Work to complete = Copy the lines below verbatim, beginning with the line that includes "Read out every word on this page." and continuing to the end; leave out everything before it.

※

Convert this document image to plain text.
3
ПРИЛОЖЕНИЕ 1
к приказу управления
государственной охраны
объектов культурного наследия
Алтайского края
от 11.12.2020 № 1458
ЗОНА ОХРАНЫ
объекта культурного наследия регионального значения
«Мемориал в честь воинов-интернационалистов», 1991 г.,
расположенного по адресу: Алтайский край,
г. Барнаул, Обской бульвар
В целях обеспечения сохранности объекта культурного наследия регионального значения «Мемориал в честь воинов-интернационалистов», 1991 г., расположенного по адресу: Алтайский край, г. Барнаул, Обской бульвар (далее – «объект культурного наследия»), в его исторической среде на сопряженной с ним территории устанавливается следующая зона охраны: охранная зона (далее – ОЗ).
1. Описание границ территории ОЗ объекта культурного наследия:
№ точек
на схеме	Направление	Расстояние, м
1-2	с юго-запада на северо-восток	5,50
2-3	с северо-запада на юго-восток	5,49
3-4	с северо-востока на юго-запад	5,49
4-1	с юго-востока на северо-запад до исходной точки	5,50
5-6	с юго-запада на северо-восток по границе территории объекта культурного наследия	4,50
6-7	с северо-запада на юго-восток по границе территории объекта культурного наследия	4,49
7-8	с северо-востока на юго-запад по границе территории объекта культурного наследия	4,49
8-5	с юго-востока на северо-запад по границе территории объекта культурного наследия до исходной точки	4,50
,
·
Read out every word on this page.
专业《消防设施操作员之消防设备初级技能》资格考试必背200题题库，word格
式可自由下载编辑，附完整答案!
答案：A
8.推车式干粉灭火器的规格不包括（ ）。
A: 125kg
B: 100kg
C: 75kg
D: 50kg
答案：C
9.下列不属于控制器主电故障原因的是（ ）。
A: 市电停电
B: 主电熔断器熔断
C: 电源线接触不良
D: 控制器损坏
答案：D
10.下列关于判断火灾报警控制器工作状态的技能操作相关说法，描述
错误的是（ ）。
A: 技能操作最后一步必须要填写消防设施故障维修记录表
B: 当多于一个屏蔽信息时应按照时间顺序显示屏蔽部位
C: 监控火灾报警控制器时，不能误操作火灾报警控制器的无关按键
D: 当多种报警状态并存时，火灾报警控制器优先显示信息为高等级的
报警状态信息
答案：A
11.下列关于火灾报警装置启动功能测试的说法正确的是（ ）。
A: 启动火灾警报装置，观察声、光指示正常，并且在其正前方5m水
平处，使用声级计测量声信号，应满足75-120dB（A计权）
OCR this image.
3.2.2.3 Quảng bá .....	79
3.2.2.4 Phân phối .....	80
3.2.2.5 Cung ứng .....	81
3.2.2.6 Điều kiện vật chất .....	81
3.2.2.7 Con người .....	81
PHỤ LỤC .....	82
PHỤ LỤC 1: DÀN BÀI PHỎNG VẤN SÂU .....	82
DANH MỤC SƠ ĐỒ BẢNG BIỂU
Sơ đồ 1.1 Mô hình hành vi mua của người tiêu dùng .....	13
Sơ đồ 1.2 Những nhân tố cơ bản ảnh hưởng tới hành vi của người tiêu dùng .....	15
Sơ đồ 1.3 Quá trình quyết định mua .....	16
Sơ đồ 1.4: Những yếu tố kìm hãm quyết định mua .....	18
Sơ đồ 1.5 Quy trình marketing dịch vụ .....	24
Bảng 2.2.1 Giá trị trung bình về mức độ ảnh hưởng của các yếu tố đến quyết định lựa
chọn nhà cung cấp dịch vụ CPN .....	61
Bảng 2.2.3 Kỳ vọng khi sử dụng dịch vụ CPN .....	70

※

Result for this exercise =
Read out every word on this page.
专业《消防设施操作员之消防设备初级技能》资格考试必背200题题库，word格
式可自由下载编辑，附完整答案!
答案：A
8.推车式干粉灭火器的规格不包括（ ）。
A: 125kg
B: 100kg
C: 75kg
D: 50kg
答案：C
9.下列不属于控制器主电故障原因的是（ ）。
A: 市电停电
B: 主电熔断器熔断
C: 电源线接触不良
D: 控制器损坏
答案：D
10.下列关于判断火灾报警控制器工作状态的技能操作相关说法，描述
错误的是（ ）。
A: 技能操作最后一步必须要填写消防设施故障维修记录表
B: 当多于一个屏蔽信息时应按照时间顺序显示屏蔽部位
C: 监控火灾报警控制器时，不能误操作火灾报警控制器的无关按键
D: 当多种报警状态并存时，火灾报警控制器优先显示信息为高等级的
报警状态信息
答案：A
11.下列关于火灾报警装置启动功能测试的说法正确的是（ ）。
A: 启动火灾警报装置，观察声、光指示正常，并且在其正前方5m水
平处，使用声级计测量声信号，应满足75-120dB（A计权）
OCR this image.
3.2.2.3 Quảng bá .....	79
3.2.2.4 Phân phối .....	80
3.2.2.5 Cung ứng .....	81
3.2.2.6 Điều kiện vật chất .....	81
3.2.2.7 Con người .....	81
PHỤ LỤC .....	82
PHỤ LỤC 1: DÀN BÀI PHỎNG VẤN SÂU .....	82
DANH MỤC SƠ ĐỒ BẢNG BIỂU
Sơ đồ 1.1 Mô hình hành vi mua của người tiêu dùng .....	13
Sơ đồ 1.2 Những nhân tố cơ bản ảnh hưởng tới hành vi của người tiêu dùng .....	15
Sơ đồ 1.3 Quá trình quyết định mua .....	16
Sơ đồ 1.4: Những yếu tố kìm hãm quyết định mua .....	18
Sơ đồ 1.5 Quy trình marketing dịch vụ .....	24
Bảng 2.2.1 Giá trị trung bình về mức độ ảnh hưởng của các yếu tố đến quyết định lựa
chọn nhà cung cấp dịch vụ CPN .....	61
Bảng 2.2.3 Kỳ vọng khi sử dụng dịch vụ CPN .....	70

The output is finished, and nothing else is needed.